══ Supplied entries ══

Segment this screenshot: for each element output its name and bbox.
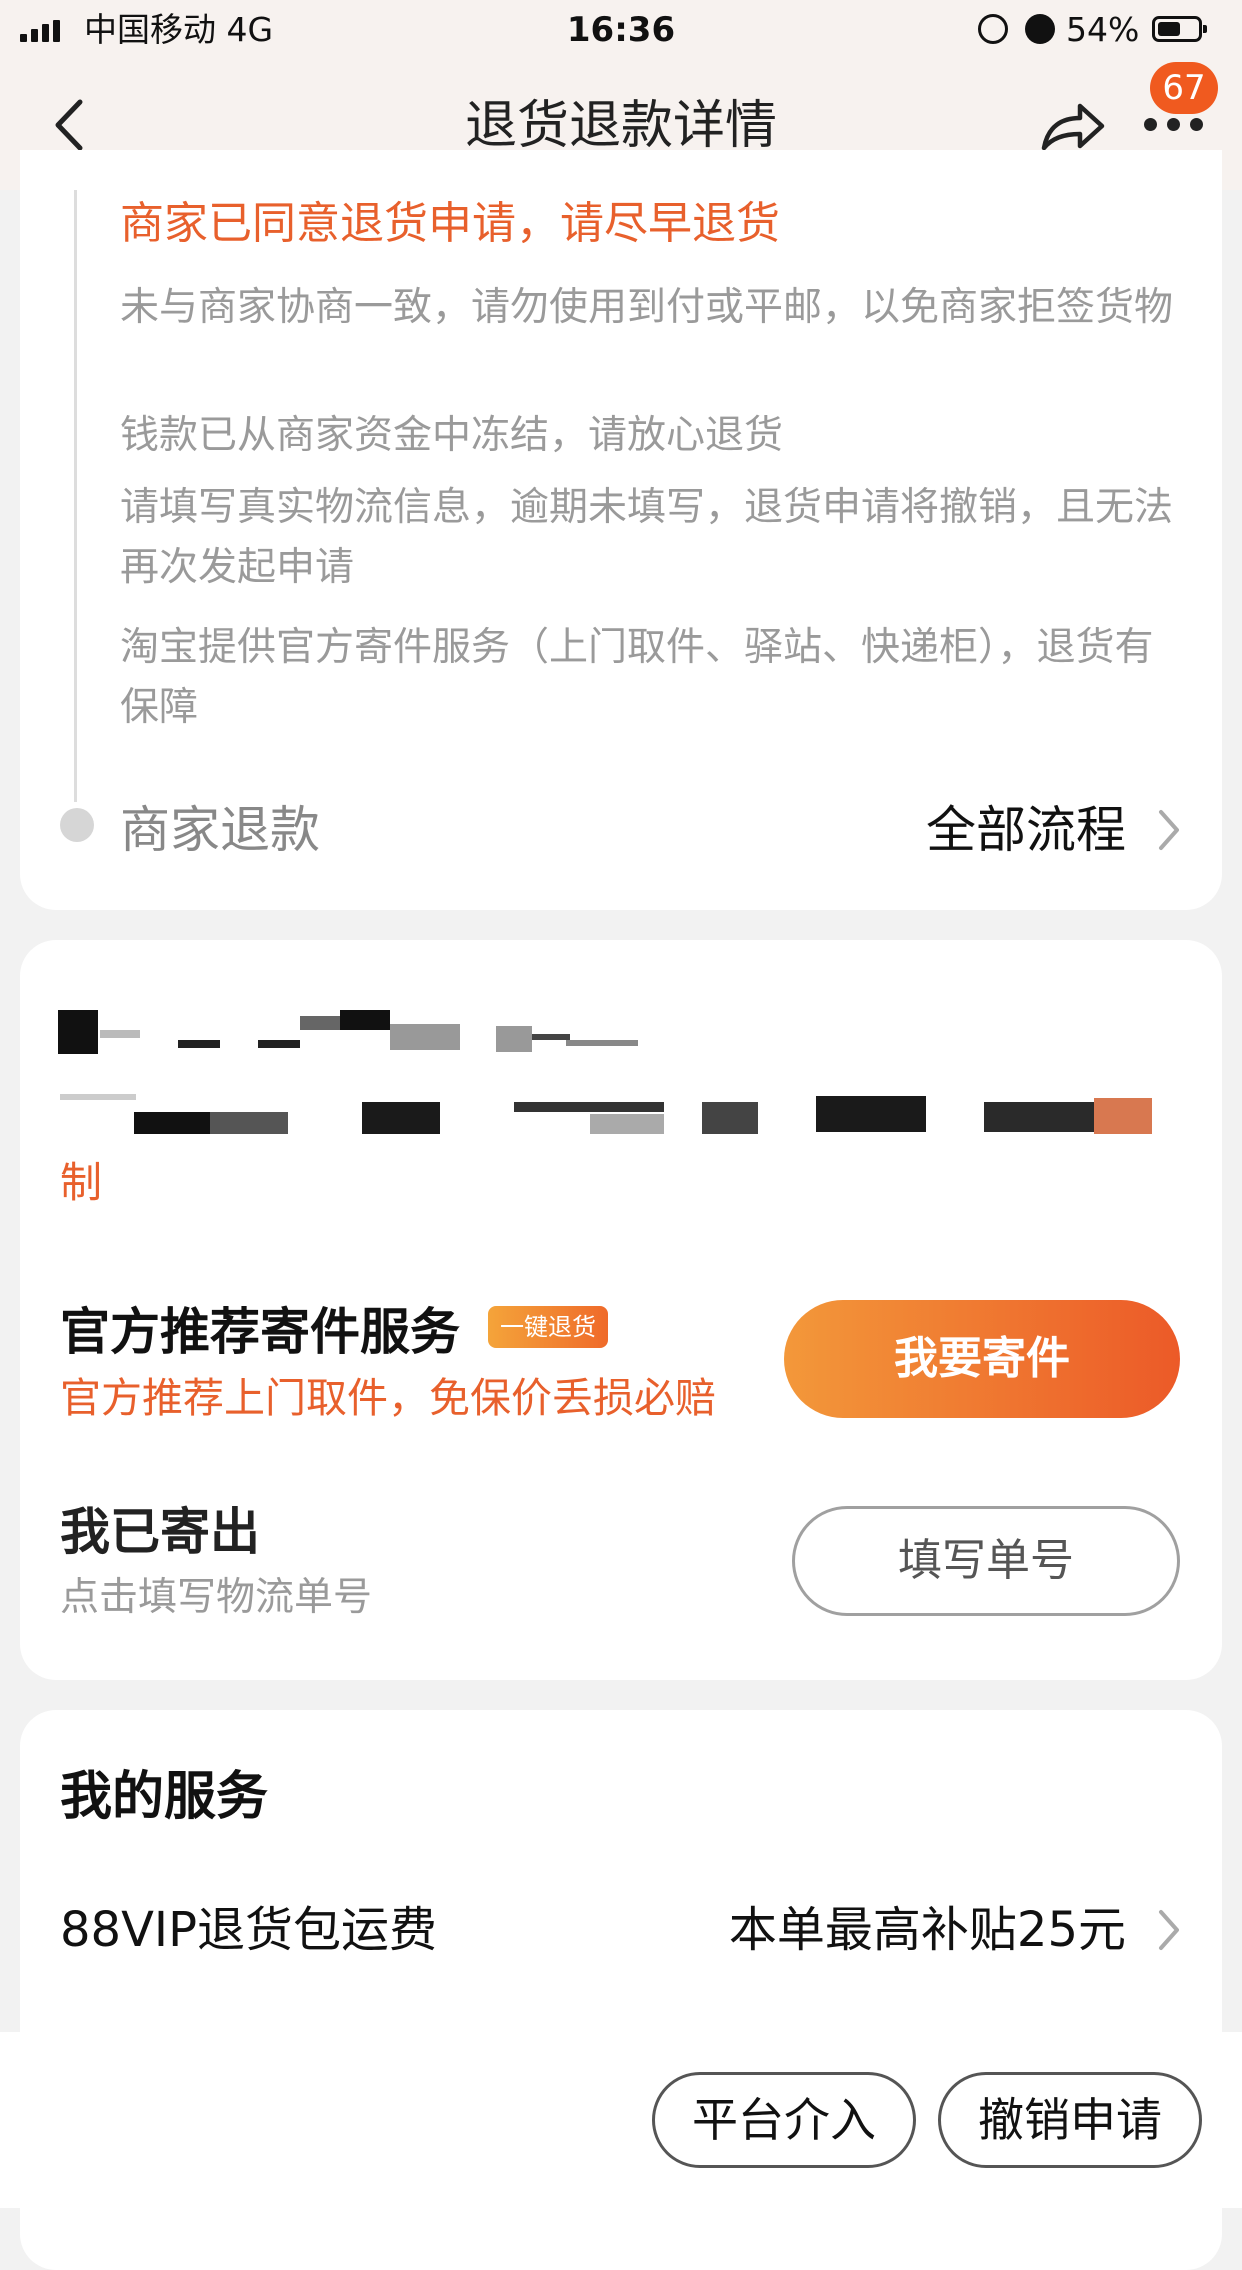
cancel-request-button[interactable]: 撤销申请 — [938, 2072, 1202, 2168]
alarm-icon — [1025, 14, 1055, 44]
battery-percent: 54% — [1066, 10, 1140, 49]
timeline-line — [74, 190, 77, 802]
shipped-title: 我已寄出 — [60, 1503, 260, 1561]
next-step-label: 商家退款 — [120, 801, 320, 859]
shipped-subtitle: 点击填写物流单号 — [60, 1575, 373, 1620]
fill-tracking-number-button[interactable]: 填写单号 — [792, 1506, 1180, 1616]
my-services-title: 我的服务 — [60, 1767, 269, 1827]
share-icon[interactable] — [1038, 96, 1108, 156]
chevron-right-icon — [1156, 1908, 1182, 1952]
note-item: 未与商家协商一致，请勿使用到付或平邮，以免商家拒签货物 — [120, 285, 1174, 330]
official-service-subtitle: 官方推荐上门取件，免保价丢损必赔 — [60, 1374, 716, 1422]
current-step-title: 商家已同意退货申请，请尽早退货 — [120, 198, 780, 249]
battery-icon — [1152, 16, 1207, 42]
all-flow-link[interactable]: 全部流程 — [926, 798, 1126, 862]
address-tail-text: 制 — [60, 1158, 103, 1207]
official-service-title: 官方推荐寄件服务 — [60, 1303, 460, 1361]
more-icon[interactable] — [1144, 118, 1204, 132]
message-badge[interactable]: 67 — [1150, 62, 1218, 114]
one-click-return-tag: 一键退货 — [488, 1306, 608, 1348]
subsidy-value[interactable]: 本单最高补贴25元 — [710, 1898, 1126, 1962]
note-item: 请填写真实物流信息，逾期未填写，退货申请将撤销，且无法再次发起申请 — [120, 485, 1174, 590]
note-item: 淘宝提供官方寄件服务（上门取件、驿站、快递柜），退货有保障 — [120, 625, 1154, 730]
chevron-right-icon — [1156, 808, 1182, 852]
send-package-button[interactable]: 我要寄件 — [784, 1300, 1180, 1418]
platform-intervene-button[interactable]: 平台介入 — [652, 2072, 916, 2168]
clock: 16:36 — [566, 10, 676, 50]
note-item: 钱款已从商家资金中冻结，请放心退货 — [120, 413, 784, 458]
vip-return-shipping-label[interactable]: 88VIP退货包运费 — [60, 1898, 437, 1962]
rotation-lock-icon — [978, 14, 1008, 44]
timeline-dot — [60, 808, 94, 842]
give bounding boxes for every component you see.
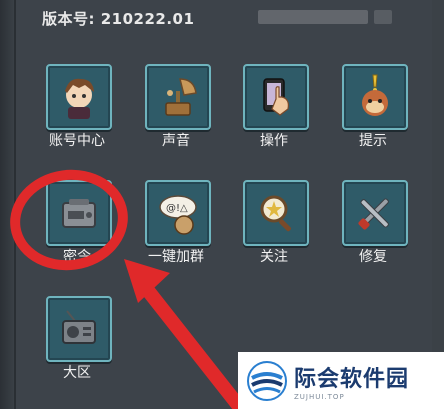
watermark-title: 际会软件园 [294, 366, 410, 392]
red-arrow-annotation [124, 259, 245, 409]
avatar-icon [65, 78, 94, 119]
magnifier-star-icon [260, 195, 291, 232]
watermark: 际会软件园 ZUJHUI.TOP [238, 352, 444, 409]
radio-icon [62, 310, 96, 344]
sound-label: 声音 [162, 133, 190, 149]
screen-frame-left [0, 0, 14, 409]
region-button[interactable] [46, 296, 112, 362]
repair-button[interactable] [342, 180, 408, 246]
chat-bubble-icon: @!△ [159, 195, 197, 235]
blurred-info-small [374, 10, 392, 24]
sound-button[interactable] [145, 64, 211, 130]
account-center-label: 账号中心 [49, 133, 105, 149]
wrench-screwdriver-icon [358, 198, 389, 230]
tips-label: 提示 [359, 133, 387, 149]
blurred-info [258, 10, 368, 24]
repair-label: 修复 [359, 249, 387, 265]
follow-button[interactable] [243, 180, 309, 246]
watermark-subtitle: ZUJHUI.TOP [294, 392, 345, 401]
controls-label: 操作 [260, 133, 288, 149]
phone-touch-icon [263, 78, 289, 116]
tips-button[interactable] [342, 64, 408, 130]
join-group-button[interactable]: @!△ [145, 180, 211, 246]
account-center-button[interactable] [46, 64, 112, 130]
region-label: 大区 [63, 365, 91, 381]
version-label: 版本号: 210222.01 [42, 10, 195, 28]
controls-button[interactable] [243, 64, 309, 130]
gramophone-icon [165, 78, 197, 116]
character-hint-icon [362, 74, 388, 116]
watermark-logo-icon [247, 360, 287, 401]
svg-text:@!△: @!△ [166, 203, 188, 214]
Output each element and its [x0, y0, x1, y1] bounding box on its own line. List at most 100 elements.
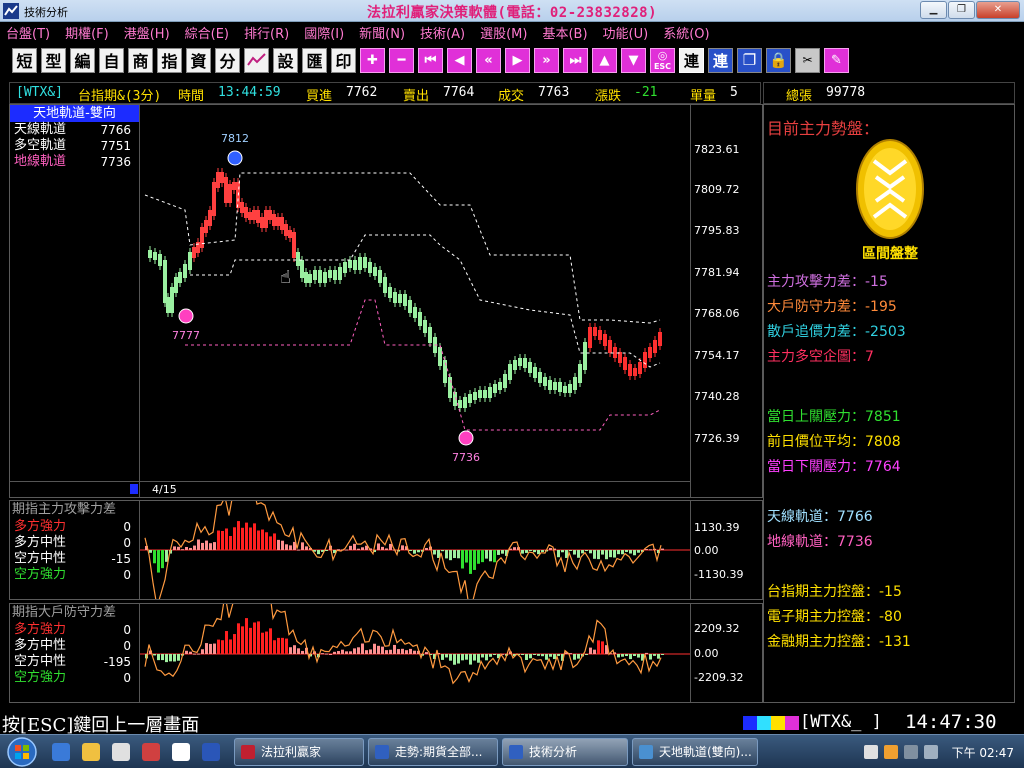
- quicklaunch-ie-icon[interactable]: [52, 743, 70, 761]
- force-bar: [269, 536, 272, 550]
- link-button[interactable]: 連: [679, 47, 704, 73]
- task-orbit[interactable]: 天地軌道(雙向)...: [632, 738, 758, 766]
- quicklaunch-folder-icon[interactable]: [82, 743, 100, 761]
- force-bar: [493, 550, 496, 563]
- start-button-icon[interactable]: [4, 736, 40, 768]
- lock-icon[interactable]: 🔒: [766, 47, 791, 73]
- menu-item-system[interactable]: 系統(O): [663, 23, 709, 42]
- keyboard-tray-icon[interactable]: [863, 745, 878, 759]
- orbit-window-icon: [639, 745, 653, 759]
- tray-clock[interactable]: 下午 02:47: [952, 744, 1014, 761]
- force-bar: [301, 542, 304, 550]
- force-bar: [617, 550, 620, 555]
- candle-body: [498, 382, 502, 390]
- quicklaunch-office-icon[interactable]: [142, 743, 160, 761]
- force-bar: [445, 550, 448, 559]
- type-button[interactable]: 型: [41, 47, 66, 73]
- summary-line: 前日價位平均：7808: [767, 431, 901, 451]
- menu-item-composite[interactable]: 綜合(E): [185, 23, 229, 42]
- price-chart[interactable]: 7812 7777 7736 ☝: [10, 105, 763, 498]
- product-button[interactable]: 商: [128, 47, 153, 73]
- candle-body: [503, 374, 507, 388]
- last-icon[interactable]: ⏭: [563, 47, 588, 73]
- task-ferrari[interactable]: 法拉利贏家: [234, 738, 364, 766]
- menu-item-tai[interactable]: 台盤(T): [6, 23, 50, 42]
- force-bar: [165, 654, 168, 663]
- first-icon[interactable]: ⏮: [418, 47, 443, 73]
- window-icon[interactable]: ❐: [737, 47, 762, 73]
- force-bar: [393, 644, 396, 654]
- title-bar: 技術分析 法拉利贏家決策軟體(電話：02-23832828) ▁ ❐ ✕: [0, 0, 1024, 22]
- attack-histogram[interactable]: [10, 501, 763, 600]
- force-bar: [597, 640, 600, 654]
- task-technical[interactable]: 技術分析: [502, 738, 628, 766]
- menu-item-technical[interactable]: 技術(A): [420, 23, 465, 42]
- menu-item-ranking[interactable]: 排行(R): [244, 23, 289, 42]
- menu-item-international[interactable]: 國際(I): [304, 23, 344, 42]
- candle-body: [393, 292, 397, 303]
- force-bar: [341, 649, 344, 654]
- price-tick-label: 7823.61: [694, 143, 740, 156]
- scroll-thumb[interactable]: [130, 484, 138, 494]
- up-icon[interactable]: ▲: [592, 47, 617, 73]
- data-button[interactable]: 資: [186, 47, 211, 73]
- link-button-2[interactable]: 連: [708, 47, 733, 73]
- close-button[interactable]: ✕: [976, 1, 1020, 19]
- menu-item-function[interactable]: 功能(U): [603, 23, 649, 42]
- force-bar: [513, 547, 516, 550]
- marker-label: 7812: [221, 132, 249, 145]
- summary-label: 當日上關壓力：: [767, 409, 865, 425]
- network-tray-icon[interactable]: [903, 745, 918, 759]
- volume-tray-icon[interactable]: [923, 745, 938, 759]
- tools-icon[interactable]: ✂: [795, 47, 820, 73]
- candle-body: [643, 352, 647, 368]
- force-bar: [297, 648, 300, 654]
- force-bar: [209, 543, 212, 550]
- print-button[interactable]: 印: [331, 47, 356, 73]
- candle-body: [558, 382, 562, 392]
- menu-item-hk[interactable]: 港盤(H): [124, 23, 170, 42]
- summary-value: -15: [865, 274, 888, 290]
- minute-button[interactable]: 分: [215, 47, 240, 73]
- candle-body: [493, 384, 497, 393]
- quicklaunch-app-icon[interactable]: [172, 743, 190, 761]
- scroll-track[interactable]: [10, 481, 139, 495]
- edit-button[interactable]: 編: [70, 47, 95, 73]
- edit-icon[interactable]: ✎: [824, 47, 849, 73]
- quicklaunch-word-icon[interactable]: [202, 743, 220, 761]
- esc-button[interactable]: ◎ ESC: [650, 47, 675, 73]
- short-button[interactable]: 短: [12, 47, 37, 73]
- down-icon[interactable]: ▼: [621, 47, 646, 73]
- force-bar: [581, 550, 584, 554]
- export-button[interactable]: 匯: [302, 47, 327, 73]
- right-icon[interactable]: ▶: [505, 47, 530, 73]
- defense-histogram[interactable]: [10, 604, 763, 703]
- price-tick-label: 7754.17: [694, 349, 740, 362]
- change-value: -21: [634, 85, 658, 100]
- badge-label: 區間盤整: [862, 246, 918, 262]
- candle-body: [563, 386, 567, 393]
- candle-body: [543, 377, 547, 386]
- quicklaunch-media-icon[interactable]: [112, 743, 130, 761]
- rewind-icon[interactable]: «: [476, 47, 501, 73]
- force-bar: [325, 653, 328, 655]
- chart-icon[interactable]: [244, 47, 269, 73]
- settings-button[interactable]: 設: [273, 47, 298, 73]
- force-bar: [181, 549, 184, 551]
- menu-item-stock-select[interactable]: 選股(M): [480, 23, 527, 42]
- fast-forward-icon[interactable]: »: [534, 47, 559, 73]
- minus-icon[interactable]: ━: [389, 47, 414, 73]
- menu-item-futures[interactable]: 期權(F): [65, 23, 109, 42]
- plus-icon[interactable]: ✚: [360, 47, 385, 73]
- left-icon[interactable]: ◀: [447, 47, 472, 73]
- force-bar: [637, 550, 640, 553]
- minimize-button[interactable]: ▁: [920, 1, 947, 19]
- restore-button[interactable]: ❐: [948, 1, 975, 19]
- menu-item-basic[interactable]: 基本(B): [542, 23, 587, 42]
- menu-item-news[interactable]: 新聞(N): [359, 23, 405, 42]
- self-button[interactable]: 自: [99, 47, 124, 73]
- task-trend[interactable]: 走勢:期貨全部...: [368, 738, 498, 766]
- flag-tray-icon[interactable]: [883, 745, 898, 759]
- indicator-button[interactable]: 指: [157, 47, 182, 73]
- quote-symbol: [WTX&]: [16, 85, 63, 100]
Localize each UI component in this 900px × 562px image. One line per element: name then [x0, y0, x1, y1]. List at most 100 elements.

═══

### Set problem
Output the part of the material that opens with the line containing "cancel-request-button[interactable]: 撤销申请 —" and closes with the line containing "give bounding boxes" as a Markdown table with two columns, Row and Entry line, skipping any blank lines.

### Exercise solution
| Row | Entry line |
|---|---|
| 1 | cancel-request-button[interactable]: 撤销申请 — [938, 2072, 1202, 2168] |
| 2 | alarm-icon — [1025, 14, 1055, 44] |
| 3 | battery-percent: 54% — [1066, 10, 1140, 49] |
| 4 | timeline-line — [74, 190, 77, 802] |
| 5 | shipped-title: 我已寄出 — [60, 1503, 260, 1561] |
| 6 | next-step-label: 商家退款 — [120, 801, 320, 859] |
| 7 | shipped-subtitle: 点击填写物流单号 — [60, 1575, 373, 1620] |
| 8 | fill-tracking-number-button[interactable]: 填写单号 — [792, 1506, 1180, 1616] |
| 9 | my-services-title: 我的服务 — [60, 1767, 269, 1827] |
| 10 | share-icon[interactable] — [1038, 96, 1108, 156] |
| 11 | chevron-right-icon — [1156, 1908, 1182, 1952] |
| 12 | note-item: 未与商家协商一致，请勿使用到付或平邮，以免商家拒签货物 — [120, 285, 1174, 330] |
| 13 | official-service-subtitle: 官方推荐上门取件，免保价丢损必赔 — [60, 1374, 716, 1422] |
| 14 | current-step-title: 商家已同意退货申请，请尽早退货 — [120, 198, 780, 249] |
| 15 | battery-icon — [1152, 16, 1207, 42] |
| 16 | all-flow-link[interactable]: 全部流程 — [926, 798, 1126, 862] |
| 17 | address-tail-text: 制 — [60, 1158, 103, 1207] |
| 18 | official-service-title: 官方推荐寄件服务 — [60, 1303, 460, 1361] |
| 19 | more-icon[interactable] — [1144, 118, 1204, 132] |
| 20 | message-badge[interactable]: 67 — [1150, 62, 1218, 114] |
| 21 | one-click-return-tag: 一键退货 — [488, 1306, 608, 1348] |
| 22 | subsidy-value[interactable]: 本单最高补贴25元 — [710, 1898, 1126, 1962] |
| 23 | note-item: 请填写真实物流信息，逾期未填写，退货申请将撤销，且无法再次发起申请 — [120, 485, 1174, 590] |
| 24 | note-item: 淘宝提供官方寄件服务（上门取件、驿站、快递柜），退货有保障 — [120, 625, 1154, 730] |
| 25 | chevron-right-icon — [1156, 808, 1182, 852] |
| 26 | send-package-button[interactable]: 我要寄件 — [784, 1300, 1180, 1418] |
| 27 | platform-intervene-button[interactable]: 平台介入 — [652, 2072, 916, 2168] |
| 28 | clock: 16:36 — [566, 10, 676, 50] |
| 29 | note-item: 钱款已从商家资金中冻结，请放心退货 — [120, 413, 784, 458] |
| 30 | vip-return-shipping-label[interactable]: 88VIP退货包运费 — [60, 1898, 437, 1962] |
| 31 | rotation-lock-icon — [978, 14, 1008, 44] |
| 32 | timeline-dot — [60, 808, 94, 842] |
| 33 | give bounding boxes for every component you see. |